(Problem):
From the listing, collect all lines containing the word "Country".

(Figure data in JSON)
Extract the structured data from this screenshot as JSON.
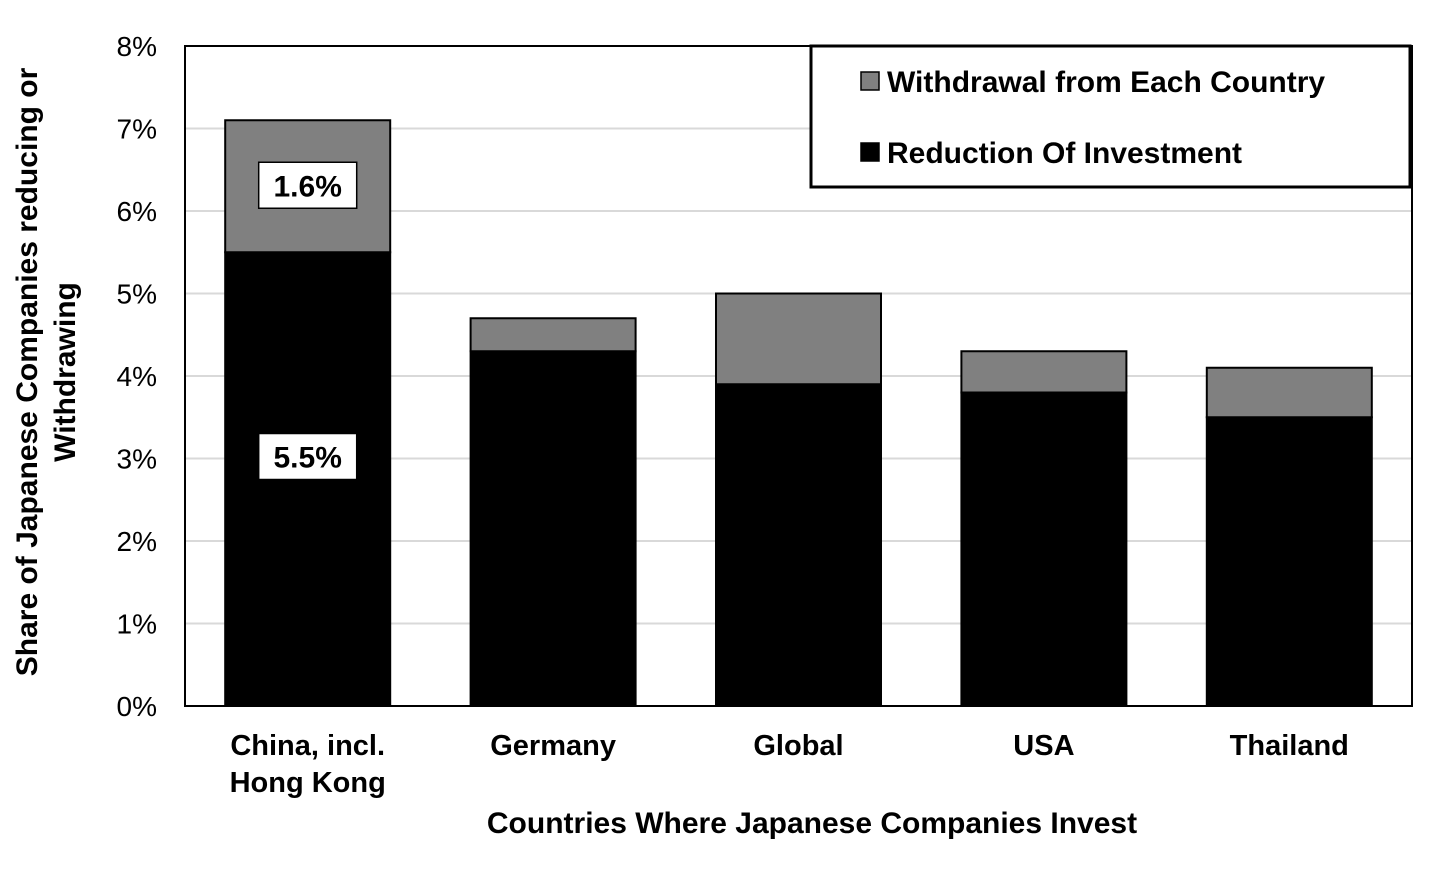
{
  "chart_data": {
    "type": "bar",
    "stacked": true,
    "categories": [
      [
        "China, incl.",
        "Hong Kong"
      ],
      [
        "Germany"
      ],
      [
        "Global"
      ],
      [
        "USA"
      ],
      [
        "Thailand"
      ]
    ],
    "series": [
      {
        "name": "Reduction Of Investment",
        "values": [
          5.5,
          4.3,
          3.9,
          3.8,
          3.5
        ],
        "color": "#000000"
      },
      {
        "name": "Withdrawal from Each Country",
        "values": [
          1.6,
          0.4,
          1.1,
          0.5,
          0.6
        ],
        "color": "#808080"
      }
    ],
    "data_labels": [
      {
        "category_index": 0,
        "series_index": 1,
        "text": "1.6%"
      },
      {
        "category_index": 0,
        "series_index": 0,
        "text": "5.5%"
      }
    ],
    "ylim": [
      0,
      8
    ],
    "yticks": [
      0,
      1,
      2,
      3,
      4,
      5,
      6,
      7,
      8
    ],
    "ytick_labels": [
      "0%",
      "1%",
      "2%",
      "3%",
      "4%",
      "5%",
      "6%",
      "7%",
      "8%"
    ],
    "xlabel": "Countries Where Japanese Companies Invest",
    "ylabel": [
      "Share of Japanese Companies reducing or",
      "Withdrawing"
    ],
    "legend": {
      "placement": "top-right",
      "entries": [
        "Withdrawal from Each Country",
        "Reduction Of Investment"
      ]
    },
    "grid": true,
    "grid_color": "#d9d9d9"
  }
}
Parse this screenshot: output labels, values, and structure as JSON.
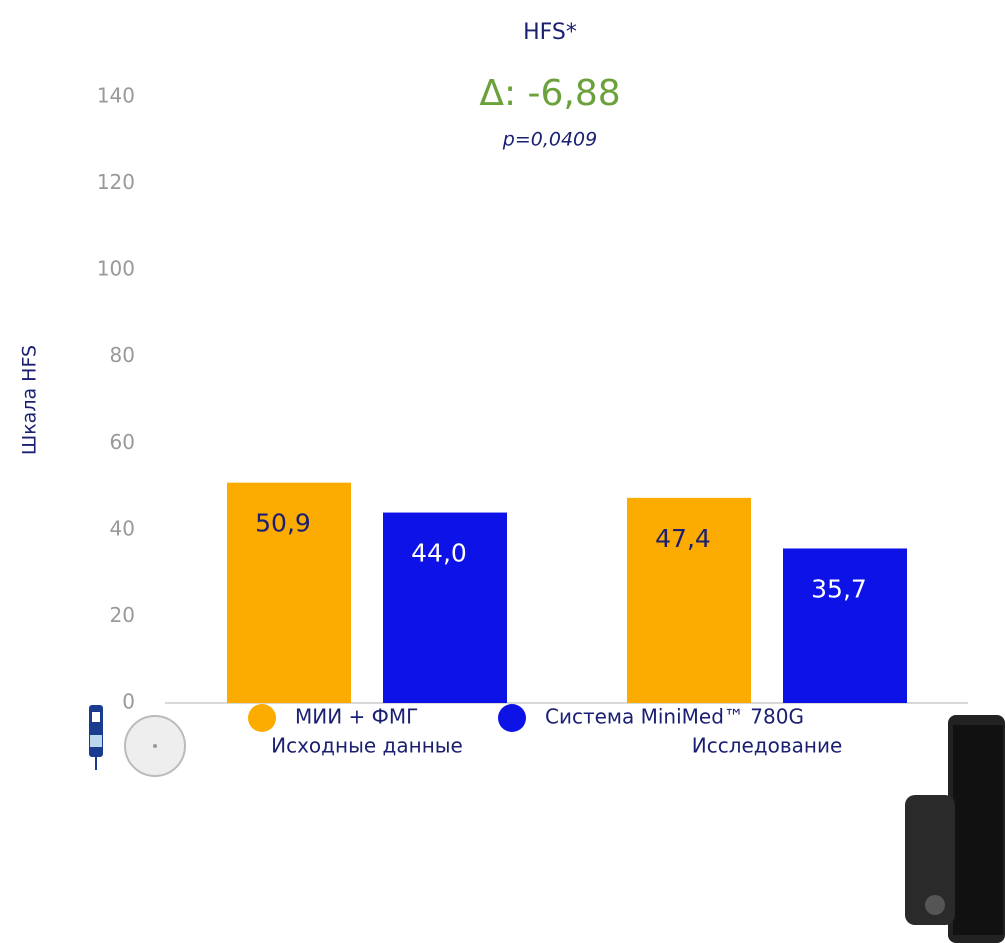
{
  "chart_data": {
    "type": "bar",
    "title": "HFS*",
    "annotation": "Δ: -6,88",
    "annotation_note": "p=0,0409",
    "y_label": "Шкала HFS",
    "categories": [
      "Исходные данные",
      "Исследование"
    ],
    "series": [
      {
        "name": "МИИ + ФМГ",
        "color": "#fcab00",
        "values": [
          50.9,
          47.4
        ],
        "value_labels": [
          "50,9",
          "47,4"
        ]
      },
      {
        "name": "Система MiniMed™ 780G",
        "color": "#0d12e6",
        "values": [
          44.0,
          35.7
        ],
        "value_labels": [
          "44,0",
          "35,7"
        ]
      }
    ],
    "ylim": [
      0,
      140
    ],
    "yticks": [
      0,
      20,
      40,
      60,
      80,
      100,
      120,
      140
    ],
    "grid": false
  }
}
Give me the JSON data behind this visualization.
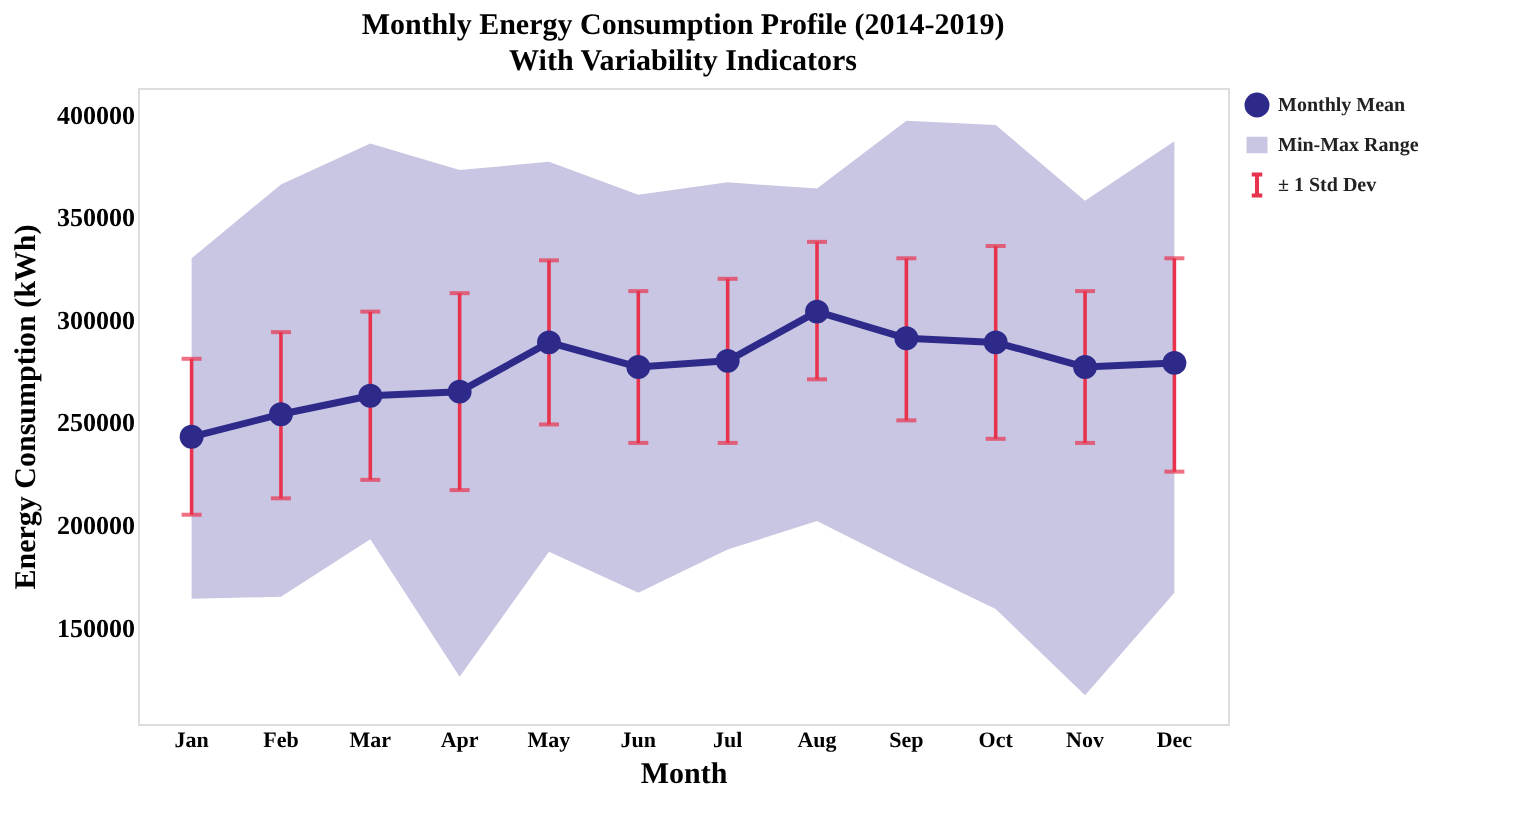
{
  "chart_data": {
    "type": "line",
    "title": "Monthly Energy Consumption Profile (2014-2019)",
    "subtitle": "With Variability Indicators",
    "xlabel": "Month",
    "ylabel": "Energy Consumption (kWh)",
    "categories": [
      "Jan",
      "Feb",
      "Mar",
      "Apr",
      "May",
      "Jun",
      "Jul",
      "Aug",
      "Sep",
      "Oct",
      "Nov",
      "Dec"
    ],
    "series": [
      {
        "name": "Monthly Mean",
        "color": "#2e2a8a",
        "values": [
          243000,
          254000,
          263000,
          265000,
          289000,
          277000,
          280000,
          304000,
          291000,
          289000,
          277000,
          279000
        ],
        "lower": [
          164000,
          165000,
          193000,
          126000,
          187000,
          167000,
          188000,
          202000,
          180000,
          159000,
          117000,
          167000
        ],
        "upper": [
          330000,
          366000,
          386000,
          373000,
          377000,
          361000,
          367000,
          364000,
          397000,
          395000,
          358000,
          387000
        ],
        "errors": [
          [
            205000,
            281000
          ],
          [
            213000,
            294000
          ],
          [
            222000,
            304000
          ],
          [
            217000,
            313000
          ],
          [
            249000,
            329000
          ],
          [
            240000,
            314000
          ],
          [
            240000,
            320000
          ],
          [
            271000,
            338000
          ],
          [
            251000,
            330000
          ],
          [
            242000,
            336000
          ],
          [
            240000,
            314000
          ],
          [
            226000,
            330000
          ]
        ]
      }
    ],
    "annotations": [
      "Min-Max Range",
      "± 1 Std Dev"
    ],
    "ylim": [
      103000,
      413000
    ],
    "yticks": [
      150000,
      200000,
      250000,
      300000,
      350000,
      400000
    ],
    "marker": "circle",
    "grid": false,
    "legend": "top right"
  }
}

(Written answer):
        "name": "Withdrawal from Each Country",
        "Withdrawal from Each Country",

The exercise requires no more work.